TASK ITEM – Each line in the listing below that includes "panel" should be counted; give the total and nothing more.

RECORDS TO USE –
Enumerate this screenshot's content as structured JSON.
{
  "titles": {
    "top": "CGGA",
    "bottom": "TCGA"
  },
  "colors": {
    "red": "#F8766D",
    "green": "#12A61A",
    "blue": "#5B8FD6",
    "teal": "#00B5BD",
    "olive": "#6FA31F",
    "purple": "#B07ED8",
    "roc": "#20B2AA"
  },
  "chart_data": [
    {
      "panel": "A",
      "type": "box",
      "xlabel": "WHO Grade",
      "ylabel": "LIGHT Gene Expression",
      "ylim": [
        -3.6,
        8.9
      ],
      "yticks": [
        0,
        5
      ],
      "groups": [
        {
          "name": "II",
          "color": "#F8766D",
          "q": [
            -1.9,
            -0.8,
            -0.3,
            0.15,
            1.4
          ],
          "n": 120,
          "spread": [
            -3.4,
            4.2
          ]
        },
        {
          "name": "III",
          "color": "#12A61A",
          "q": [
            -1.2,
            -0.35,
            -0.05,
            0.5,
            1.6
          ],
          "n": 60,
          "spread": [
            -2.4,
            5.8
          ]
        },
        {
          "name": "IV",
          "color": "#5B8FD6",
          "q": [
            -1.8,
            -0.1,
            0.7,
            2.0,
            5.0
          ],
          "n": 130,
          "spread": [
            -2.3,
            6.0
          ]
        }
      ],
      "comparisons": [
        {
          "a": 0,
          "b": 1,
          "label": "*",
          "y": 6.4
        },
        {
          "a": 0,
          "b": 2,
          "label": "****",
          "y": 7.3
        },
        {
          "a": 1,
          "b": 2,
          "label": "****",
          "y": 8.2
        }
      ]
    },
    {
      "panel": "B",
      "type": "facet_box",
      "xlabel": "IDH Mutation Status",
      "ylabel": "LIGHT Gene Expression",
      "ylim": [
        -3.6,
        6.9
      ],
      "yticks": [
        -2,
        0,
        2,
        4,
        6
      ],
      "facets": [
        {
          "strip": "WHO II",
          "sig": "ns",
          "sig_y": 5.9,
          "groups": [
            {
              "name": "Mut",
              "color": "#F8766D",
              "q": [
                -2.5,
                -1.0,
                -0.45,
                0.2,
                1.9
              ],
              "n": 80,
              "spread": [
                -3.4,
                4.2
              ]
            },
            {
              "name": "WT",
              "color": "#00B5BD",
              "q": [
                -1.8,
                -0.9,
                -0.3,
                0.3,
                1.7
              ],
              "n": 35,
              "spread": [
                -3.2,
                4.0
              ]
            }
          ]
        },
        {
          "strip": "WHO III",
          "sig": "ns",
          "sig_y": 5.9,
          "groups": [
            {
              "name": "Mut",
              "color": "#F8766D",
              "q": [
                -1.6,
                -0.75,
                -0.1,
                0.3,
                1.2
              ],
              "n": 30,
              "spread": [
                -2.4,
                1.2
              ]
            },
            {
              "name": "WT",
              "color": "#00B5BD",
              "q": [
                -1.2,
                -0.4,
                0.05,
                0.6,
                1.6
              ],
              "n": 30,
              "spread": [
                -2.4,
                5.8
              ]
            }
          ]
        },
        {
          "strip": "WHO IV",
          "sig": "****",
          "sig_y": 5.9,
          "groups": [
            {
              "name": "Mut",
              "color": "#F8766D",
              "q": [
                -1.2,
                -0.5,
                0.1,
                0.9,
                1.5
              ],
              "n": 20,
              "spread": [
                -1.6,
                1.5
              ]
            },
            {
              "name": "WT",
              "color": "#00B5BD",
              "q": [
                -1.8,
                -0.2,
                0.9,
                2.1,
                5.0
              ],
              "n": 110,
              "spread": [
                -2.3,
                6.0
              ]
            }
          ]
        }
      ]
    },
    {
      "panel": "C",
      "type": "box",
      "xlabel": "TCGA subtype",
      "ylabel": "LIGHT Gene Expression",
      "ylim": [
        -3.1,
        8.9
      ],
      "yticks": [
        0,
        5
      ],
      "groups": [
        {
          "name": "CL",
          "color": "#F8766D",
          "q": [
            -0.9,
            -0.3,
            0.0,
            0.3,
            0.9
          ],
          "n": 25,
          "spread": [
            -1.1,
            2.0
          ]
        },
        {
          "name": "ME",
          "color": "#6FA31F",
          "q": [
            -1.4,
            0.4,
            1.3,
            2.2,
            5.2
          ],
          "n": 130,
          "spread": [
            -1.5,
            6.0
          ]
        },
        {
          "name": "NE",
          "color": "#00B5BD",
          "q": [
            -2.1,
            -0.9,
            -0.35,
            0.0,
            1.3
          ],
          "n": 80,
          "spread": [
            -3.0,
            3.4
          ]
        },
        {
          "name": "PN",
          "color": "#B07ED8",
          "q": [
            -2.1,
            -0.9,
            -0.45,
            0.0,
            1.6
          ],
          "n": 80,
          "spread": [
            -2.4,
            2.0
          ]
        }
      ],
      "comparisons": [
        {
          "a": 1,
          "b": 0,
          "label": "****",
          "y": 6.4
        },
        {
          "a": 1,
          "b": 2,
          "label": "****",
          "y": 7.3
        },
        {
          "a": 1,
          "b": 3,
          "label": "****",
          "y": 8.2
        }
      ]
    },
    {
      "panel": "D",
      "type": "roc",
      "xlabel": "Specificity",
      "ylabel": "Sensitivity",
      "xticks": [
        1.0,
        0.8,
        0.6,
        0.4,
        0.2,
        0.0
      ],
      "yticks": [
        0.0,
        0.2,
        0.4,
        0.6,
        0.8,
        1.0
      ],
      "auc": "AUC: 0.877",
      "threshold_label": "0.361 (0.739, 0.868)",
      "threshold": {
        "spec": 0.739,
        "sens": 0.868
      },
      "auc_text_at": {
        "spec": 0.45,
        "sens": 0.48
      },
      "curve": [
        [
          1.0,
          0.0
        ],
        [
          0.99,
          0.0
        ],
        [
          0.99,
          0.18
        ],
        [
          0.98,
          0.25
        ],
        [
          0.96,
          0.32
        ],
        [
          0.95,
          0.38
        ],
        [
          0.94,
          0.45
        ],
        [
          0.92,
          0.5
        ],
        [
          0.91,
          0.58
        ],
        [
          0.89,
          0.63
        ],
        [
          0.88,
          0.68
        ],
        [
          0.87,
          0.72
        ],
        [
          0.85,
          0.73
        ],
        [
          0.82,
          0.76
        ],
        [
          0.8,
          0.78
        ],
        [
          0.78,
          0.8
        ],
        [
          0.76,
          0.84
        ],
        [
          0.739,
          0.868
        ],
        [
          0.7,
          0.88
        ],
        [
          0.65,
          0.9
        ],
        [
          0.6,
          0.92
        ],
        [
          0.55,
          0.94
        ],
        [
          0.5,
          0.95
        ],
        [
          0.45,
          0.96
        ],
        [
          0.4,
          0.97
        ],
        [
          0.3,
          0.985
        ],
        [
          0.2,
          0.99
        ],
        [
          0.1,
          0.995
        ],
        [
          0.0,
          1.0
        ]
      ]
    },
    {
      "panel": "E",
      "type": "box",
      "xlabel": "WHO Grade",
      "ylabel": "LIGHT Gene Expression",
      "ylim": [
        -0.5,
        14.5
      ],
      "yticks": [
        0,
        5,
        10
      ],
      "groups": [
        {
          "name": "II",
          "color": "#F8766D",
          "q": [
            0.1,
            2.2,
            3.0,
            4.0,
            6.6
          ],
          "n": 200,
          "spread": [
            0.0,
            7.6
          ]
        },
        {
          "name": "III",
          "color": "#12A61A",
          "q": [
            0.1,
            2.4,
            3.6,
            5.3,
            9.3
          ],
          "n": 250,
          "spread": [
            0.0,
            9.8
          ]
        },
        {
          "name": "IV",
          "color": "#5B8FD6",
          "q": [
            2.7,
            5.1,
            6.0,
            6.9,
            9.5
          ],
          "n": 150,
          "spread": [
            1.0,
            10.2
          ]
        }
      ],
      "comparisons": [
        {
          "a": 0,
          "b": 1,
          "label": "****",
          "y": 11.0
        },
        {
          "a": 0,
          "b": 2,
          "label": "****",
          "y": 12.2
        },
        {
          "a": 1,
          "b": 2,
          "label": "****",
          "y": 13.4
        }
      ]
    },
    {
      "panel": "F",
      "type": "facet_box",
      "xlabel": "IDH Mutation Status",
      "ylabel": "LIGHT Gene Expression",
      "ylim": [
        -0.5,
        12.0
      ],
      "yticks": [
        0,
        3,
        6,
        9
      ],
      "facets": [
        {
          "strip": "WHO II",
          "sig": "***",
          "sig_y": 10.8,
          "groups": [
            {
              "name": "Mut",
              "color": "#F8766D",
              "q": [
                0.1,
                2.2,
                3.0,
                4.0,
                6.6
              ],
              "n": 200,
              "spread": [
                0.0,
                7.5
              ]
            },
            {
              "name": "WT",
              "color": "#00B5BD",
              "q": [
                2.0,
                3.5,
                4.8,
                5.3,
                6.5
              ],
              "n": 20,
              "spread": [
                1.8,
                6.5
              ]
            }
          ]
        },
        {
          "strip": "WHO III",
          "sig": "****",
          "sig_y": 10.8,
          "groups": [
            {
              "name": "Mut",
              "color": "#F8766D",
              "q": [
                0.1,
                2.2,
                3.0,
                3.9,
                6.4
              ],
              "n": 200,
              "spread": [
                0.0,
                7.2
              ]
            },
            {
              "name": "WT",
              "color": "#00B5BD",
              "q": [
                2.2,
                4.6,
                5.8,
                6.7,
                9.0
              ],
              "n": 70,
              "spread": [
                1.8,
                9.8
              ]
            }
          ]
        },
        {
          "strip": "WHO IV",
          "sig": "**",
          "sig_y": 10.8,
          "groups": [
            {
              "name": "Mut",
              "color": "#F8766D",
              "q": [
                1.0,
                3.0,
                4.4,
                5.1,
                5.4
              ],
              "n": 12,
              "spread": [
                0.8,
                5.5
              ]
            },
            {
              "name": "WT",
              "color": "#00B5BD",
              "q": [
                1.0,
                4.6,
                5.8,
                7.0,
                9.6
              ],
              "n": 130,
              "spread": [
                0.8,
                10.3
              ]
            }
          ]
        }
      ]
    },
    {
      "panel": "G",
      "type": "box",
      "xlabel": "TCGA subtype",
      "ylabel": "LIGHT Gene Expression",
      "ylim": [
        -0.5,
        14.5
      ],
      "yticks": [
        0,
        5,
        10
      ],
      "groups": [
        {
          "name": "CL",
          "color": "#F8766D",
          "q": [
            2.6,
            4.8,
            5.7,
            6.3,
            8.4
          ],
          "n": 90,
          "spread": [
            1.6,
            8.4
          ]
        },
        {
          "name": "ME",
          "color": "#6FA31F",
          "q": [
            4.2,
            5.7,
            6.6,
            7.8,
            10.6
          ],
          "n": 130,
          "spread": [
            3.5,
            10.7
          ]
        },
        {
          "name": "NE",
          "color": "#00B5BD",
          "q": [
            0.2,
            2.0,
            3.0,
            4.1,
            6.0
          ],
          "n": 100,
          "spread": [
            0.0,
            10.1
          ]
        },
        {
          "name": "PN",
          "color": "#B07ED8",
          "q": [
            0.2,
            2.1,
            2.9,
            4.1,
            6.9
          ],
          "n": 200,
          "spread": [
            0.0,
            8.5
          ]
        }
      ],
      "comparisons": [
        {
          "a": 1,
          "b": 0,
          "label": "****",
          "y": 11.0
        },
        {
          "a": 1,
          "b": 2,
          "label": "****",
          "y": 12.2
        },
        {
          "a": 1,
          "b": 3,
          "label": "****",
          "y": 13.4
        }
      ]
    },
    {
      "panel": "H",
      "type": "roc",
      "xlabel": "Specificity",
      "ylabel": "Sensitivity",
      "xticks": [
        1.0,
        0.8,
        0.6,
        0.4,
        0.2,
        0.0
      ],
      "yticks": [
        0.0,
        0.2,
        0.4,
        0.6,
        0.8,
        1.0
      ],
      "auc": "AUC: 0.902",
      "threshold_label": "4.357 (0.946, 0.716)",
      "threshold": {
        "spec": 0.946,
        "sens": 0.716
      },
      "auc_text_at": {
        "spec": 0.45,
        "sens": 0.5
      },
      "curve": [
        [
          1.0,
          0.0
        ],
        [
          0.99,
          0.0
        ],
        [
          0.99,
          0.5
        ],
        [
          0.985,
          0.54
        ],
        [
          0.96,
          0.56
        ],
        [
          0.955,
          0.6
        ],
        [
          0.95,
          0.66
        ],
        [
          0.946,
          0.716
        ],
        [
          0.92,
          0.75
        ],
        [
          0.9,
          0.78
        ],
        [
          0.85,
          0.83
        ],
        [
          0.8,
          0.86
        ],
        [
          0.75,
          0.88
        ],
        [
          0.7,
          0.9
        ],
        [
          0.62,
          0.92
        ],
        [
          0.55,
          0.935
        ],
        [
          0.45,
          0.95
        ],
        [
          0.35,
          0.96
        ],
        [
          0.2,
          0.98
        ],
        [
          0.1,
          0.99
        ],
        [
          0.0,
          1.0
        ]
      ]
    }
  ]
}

TASK OUTPUT – 8